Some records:
• • • •

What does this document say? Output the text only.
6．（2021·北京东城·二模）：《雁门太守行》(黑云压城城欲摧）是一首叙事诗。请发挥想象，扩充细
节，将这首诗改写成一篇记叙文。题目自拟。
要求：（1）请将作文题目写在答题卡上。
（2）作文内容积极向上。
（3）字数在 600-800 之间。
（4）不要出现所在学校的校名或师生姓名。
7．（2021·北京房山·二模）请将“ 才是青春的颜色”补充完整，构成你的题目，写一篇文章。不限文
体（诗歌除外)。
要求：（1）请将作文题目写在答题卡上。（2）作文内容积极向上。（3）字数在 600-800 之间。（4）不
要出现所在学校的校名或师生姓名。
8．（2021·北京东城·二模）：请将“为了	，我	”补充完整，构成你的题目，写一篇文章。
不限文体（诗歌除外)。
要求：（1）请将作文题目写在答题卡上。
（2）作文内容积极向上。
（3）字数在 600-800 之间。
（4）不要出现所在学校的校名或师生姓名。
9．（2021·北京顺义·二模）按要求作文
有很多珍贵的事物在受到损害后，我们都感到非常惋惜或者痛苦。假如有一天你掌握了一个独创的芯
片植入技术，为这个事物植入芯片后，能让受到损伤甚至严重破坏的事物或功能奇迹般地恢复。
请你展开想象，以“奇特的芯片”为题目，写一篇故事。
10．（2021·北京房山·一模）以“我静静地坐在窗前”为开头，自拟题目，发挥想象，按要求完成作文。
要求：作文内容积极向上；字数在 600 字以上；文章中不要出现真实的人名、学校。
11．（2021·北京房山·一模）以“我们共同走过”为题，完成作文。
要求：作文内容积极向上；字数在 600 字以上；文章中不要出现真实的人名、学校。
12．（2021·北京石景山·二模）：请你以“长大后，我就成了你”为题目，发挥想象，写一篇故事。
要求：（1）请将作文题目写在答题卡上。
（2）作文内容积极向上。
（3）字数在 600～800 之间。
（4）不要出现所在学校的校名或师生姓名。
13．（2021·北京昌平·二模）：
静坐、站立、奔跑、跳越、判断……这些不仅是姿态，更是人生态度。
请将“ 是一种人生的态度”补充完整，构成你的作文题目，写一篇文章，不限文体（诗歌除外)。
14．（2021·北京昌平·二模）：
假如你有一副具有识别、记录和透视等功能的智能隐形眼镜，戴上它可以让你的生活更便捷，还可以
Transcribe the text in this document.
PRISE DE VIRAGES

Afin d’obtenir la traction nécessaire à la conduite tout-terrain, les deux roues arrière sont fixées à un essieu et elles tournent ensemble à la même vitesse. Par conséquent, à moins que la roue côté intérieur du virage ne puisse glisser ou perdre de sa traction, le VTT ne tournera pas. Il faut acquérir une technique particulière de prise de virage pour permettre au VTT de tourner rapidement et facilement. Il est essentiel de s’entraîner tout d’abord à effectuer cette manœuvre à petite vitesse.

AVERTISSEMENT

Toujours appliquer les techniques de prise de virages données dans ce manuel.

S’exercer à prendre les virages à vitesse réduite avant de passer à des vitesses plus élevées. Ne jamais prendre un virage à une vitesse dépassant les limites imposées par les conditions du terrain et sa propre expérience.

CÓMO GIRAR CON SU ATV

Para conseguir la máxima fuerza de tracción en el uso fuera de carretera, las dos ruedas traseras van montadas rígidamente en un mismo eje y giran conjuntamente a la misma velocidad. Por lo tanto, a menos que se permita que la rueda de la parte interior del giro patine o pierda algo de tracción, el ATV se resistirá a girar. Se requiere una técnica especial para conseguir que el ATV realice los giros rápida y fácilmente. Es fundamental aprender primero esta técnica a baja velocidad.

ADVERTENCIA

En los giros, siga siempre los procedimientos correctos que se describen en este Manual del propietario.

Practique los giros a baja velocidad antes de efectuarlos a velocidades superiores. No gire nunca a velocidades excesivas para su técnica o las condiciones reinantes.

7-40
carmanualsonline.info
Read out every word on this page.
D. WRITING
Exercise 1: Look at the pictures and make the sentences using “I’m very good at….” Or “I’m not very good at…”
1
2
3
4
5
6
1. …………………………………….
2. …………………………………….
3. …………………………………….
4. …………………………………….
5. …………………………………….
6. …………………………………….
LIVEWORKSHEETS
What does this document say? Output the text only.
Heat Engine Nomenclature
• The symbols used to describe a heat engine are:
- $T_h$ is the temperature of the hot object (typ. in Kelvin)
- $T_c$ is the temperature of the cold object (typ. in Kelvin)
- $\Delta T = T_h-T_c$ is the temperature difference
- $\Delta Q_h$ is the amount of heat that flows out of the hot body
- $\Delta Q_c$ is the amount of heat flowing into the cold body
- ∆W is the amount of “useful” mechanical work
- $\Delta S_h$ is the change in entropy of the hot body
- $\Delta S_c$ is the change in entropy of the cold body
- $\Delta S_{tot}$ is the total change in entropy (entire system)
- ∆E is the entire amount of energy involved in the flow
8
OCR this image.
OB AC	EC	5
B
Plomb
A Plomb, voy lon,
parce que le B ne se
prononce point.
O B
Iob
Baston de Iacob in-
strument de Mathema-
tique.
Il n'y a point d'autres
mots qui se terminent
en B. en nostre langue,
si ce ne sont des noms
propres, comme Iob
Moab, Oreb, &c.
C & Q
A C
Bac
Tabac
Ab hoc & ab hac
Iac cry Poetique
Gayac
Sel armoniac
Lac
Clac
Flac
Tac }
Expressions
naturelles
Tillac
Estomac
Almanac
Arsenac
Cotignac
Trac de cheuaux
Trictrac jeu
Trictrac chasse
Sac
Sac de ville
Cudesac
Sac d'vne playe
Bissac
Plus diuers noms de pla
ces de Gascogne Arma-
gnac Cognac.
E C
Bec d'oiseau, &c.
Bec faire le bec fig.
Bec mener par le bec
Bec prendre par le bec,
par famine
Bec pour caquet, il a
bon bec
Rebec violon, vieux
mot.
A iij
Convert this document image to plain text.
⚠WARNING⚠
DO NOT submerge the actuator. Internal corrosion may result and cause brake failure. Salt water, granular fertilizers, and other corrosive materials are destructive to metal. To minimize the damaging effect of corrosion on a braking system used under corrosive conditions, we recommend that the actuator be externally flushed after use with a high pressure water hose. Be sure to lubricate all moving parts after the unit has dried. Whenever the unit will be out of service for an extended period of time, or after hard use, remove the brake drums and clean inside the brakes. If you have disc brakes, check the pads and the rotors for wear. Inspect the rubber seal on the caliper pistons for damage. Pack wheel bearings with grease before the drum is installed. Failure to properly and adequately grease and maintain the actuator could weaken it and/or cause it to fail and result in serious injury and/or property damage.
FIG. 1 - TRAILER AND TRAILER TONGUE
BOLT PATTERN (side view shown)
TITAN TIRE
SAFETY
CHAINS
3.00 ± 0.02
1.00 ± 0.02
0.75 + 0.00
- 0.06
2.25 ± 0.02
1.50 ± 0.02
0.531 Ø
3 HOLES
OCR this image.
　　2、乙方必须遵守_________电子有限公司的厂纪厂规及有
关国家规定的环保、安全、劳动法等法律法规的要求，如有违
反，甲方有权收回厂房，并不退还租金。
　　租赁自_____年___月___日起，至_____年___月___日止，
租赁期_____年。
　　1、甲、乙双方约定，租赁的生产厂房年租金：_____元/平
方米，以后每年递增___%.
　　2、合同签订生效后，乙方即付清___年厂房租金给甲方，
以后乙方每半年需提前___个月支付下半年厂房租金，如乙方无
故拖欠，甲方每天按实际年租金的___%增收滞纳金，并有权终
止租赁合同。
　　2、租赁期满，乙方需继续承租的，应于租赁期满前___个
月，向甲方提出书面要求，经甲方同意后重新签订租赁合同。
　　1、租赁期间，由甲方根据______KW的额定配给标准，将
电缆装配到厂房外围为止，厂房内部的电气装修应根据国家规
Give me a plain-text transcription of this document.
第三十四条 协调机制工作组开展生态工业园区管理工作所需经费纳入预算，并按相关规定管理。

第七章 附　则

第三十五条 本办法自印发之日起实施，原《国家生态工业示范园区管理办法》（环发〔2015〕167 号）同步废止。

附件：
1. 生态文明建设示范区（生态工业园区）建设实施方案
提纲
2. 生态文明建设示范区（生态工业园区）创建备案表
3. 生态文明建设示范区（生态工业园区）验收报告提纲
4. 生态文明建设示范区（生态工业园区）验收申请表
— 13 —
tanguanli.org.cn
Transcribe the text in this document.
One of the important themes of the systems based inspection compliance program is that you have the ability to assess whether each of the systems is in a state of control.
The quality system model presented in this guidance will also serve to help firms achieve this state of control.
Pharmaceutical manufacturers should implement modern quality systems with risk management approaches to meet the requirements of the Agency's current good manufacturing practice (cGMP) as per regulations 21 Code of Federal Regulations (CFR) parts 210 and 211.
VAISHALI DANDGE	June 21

• • • •

[Exercise] Only lines that contain the word "写一篇文章" are wanted; copy each of them.

[Written answer]
7．（2021·北京房山·二模）请将“ 才是青春的颜色”补充完整，构成你的题目，写一篇文章。不限文
8．（2021·北京东城·二模）：请将“为了	，我	”补充完整，构成你的题目，写一篇文章。
请将“ 是一种人生的态度”补充完整，构成你的作文题目，写一篇文章，不限文体（诗歌除外)。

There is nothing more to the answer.